As the author of the acclaimed book Sea People: The Puzzle of Polynesia, Christina Thompson is deeply knowledgeable about this remarkable region—and the people who populated it. For more than a millennium, Polynesians occupied the remotest islands in the Pacific, expertly navigating vast tracts of ocean without maps or modern-day tools. But how did they do it? Their epic achievements have long been a subject of fascination and bewilderment, and in her riveting book Thompson goes on a quest to unearth answers to some key questions. Here, she shares a few thoughts on Polynesia’s storied history—just in time for Asian American and Pacific Islander Heritage Month. Get Inspired By Photos, Videos, Webinars, Stories, And Exclusive Offers. Sign Up

So, Where Is Polynesia?


For anyone who isn’t exactly sure, it’s a huge triangle—about 10 million square miles—right in the middle of the Pacific Ocean. All of the islands inside this triangle were first discovered by voyagers sailing in large double-hulled canoes. These people, the ancestors of many of today’s Pacific Islanders, were the first humans to venture out into the mid-Pacific and the first people to colonize a region that, until about 1,000 years ago, had been inhabited only by sea life and birds.

### Data rows

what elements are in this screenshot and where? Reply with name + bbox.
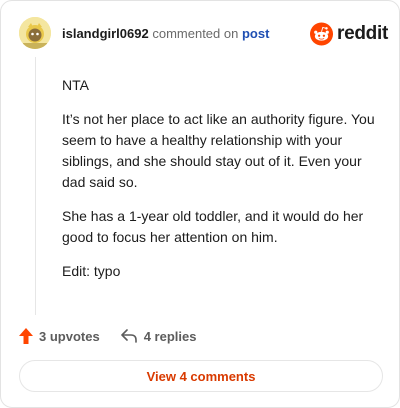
username-link[interactable]: islandgirl0692 (62, 26, 149, 41)
view-comments-button[interactable]: View 4 comments (19, 360, 383, 392)
reply-count: 4 replies (143, 328, 197, 344)
reddit-logo[interactable]: reddit (310, 20, 388, 48)
upvote-button[interactable]: 3 upvotes (19, 328, 100, 344)
comment-card: islandgirl0692 commented on post reddit … (0, 0, 400, 408)
upvote-arrow-icon (19, 328, 33, 344)
comment-paragraph: She has a 1-year old toddler, and it wou… (62, 208, 364, 245)
comment-paragraph: It’s not her place to act like an author… (62, 111, 375, 190)
commented-on-text: commented on (152, 26, 239, 41)
thread-line[interactable] (35, 57, 36, 315)
reply-button[interactable]: 4 replies (120, 328, 197, 344)
reply-arrow-icon (120, 329, 137, 343)
reddit-snoo-icon (310, 22, 334, 46)
brand-wordmark: reddit (337, 23, 388, 44)
comment-body: NTA It’s not her place to act like an au… (62, 75, 382, 295)
comment-paragraph: Edit: typo (62, 263, 121, 279)
upvote-count: 3 upvotes (39, 328, 100, 344)
comment-meta: islandgirl0692 commented on post (62, 26, 269, 41)
user-avatar[interactable] (19, 17, 51, 49)
post-link[interactable]: post (242, 26, 269, 41)
avatar-icon (19, 17, 51, 49)
comment-actions: 3 upvotes 4 replies (19, 327, 196, 345)
comment-paragraph: NTA (62, 77, 89, 93)
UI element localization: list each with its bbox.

### Work to do
Reproduce word for word everything in the Polynesia passage from "So, Where Is" down to "life and birds.". The records have nothing to do with the Polynesia passage.

### Expected output
So, Where Is Polynesia?


For anyone who isn’t exactly sure, it’s a huge triangle—about 10 million square miles—right in the middle of the Pacific Ocean. All of the islands inside this triangle were first discovered by voyagers sailing in large double-hulled canoes. These people, the ancestors of many of today’s Pacific Islanders, were the first humans to venture out into the mid-Pacific and the first people to colonize a region that, until about 1,000 years ago, had been inhabited only by sea life and birds.